EXTRAIT FOURNI:
↓
69      Dans ces circonstances, l’argument de la Commission selon lequel la décision du 4 mai 2004 est valable, puisque la requérante s’est vu accorder la possibilité de saisir le validateur et d’avoir ainsi un dialogue, doit être rejeté.

 Sur l’argument de la Commission concernant l’omission d’introduire un recours interne

70      La Commission relève que, même à supposer que la requérante fût « empêchée d’utiliser le système informatique », elle ne saurait valablement se prévaloir de ce qu’elle n’a pu participer à l’établissement du REC litigieux, dès lors qu’elle a omis d’introduire un recours interne au sens de l’article 8, paragraphe 13, des DGE 43.

71      Il convient de rappeler que, selon la troisième phrase de l’article 8, paragraphe 13, des DGE 43, « [si l’]empêchement [d’utiliser le système informatique] est durable, [le titulaire de poste] doit introduire un recours interne par une communication adressée au responsable des ressources humaines de sa direction générale ». Ainsi, l’obligation du titulaire de poste d’introduire un recours interne est limitée au cas où il est empêché d’utiliser le système informatique d’une façon durable.
↑
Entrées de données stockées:
↓
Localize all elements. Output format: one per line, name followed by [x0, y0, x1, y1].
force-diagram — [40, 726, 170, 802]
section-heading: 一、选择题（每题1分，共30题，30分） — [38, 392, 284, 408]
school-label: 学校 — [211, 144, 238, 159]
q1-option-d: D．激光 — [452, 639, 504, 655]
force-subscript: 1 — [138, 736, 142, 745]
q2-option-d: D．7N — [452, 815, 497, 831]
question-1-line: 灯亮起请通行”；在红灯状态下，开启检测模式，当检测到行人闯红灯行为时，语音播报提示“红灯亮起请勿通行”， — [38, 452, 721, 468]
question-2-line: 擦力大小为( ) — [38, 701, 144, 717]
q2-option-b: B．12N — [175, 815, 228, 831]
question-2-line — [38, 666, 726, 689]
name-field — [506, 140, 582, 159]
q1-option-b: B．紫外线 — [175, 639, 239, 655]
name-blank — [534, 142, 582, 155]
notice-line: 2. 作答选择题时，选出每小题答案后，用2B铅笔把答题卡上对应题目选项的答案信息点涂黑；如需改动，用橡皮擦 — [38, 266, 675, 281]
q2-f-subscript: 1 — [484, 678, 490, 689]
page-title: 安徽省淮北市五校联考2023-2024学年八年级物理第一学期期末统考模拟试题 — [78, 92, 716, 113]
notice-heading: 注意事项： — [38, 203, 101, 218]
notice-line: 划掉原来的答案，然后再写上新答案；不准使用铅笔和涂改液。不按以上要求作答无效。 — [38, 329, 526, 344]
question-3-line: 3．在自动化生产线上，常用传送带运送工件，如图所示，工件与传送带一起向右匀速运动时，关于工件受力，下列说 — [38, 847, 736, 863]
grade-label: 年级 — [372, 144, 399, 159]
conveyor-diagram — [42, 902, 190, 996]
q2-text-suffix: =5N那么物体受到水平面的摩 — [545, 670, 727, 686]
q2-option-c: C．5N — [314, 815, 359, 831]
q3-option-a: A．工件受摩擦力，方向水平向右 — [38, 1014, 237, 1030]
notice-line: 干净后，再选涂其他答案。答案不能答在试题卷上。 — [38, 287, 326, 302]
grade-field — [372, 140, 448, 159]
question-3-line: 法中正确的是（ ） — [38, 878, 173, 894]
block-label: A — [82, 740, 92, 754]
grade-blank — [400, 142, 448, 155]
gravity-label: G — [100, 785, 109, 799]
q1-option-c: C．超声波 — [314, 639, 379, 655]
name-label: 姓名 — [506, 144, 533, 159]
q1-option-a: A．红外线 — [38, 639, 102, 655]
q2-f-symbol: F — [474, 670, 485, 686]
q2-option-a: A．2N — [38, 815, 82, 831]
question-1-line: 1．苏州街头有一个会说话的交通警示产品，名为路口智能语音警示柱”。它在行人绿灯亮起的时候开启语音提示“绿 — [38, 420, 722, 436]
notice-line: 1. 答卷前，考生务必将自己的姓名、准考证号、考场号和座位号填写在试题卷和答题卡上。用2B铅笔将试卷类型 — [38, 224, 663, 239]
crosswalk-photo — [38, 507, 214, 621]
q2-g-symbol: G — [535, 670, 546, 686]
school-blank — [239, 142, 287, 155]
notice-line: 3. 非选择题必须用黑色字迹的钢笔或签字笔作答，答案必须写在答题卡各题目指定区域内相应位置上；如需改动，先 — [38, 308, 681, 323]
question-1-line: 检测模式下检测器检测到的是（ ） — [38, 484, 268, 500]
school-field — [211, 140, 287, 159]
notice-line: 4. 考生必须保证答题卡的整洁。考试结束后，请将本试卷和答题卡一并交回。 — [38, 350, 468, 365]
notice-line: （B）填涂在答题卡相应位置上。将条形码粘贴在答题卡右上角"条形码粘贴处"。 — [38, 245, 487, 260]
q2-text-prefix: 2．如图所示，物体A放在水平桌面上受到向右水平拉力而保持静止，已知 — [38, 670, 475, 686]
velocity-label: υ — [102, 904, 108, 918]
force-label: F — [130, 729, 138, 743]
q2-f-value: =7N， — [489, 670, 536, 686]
↑
CONSIGNE:
Veuillez traduire en anglais cette phrase de l'extrait sur le recours interne : « Ainsi, l’obligation du titulaire de poste d’introduire un recours interne est limitée au cas où il est empêché d’utiliser le système informatique d’une façon durable. » Ce matériel n'est pas nécessaire ici.

RÉPONSE:
Thus, the post holder's obligation to lodge an internal appeal is limited to the case where they are prevented from using the computer system on a lasting basis.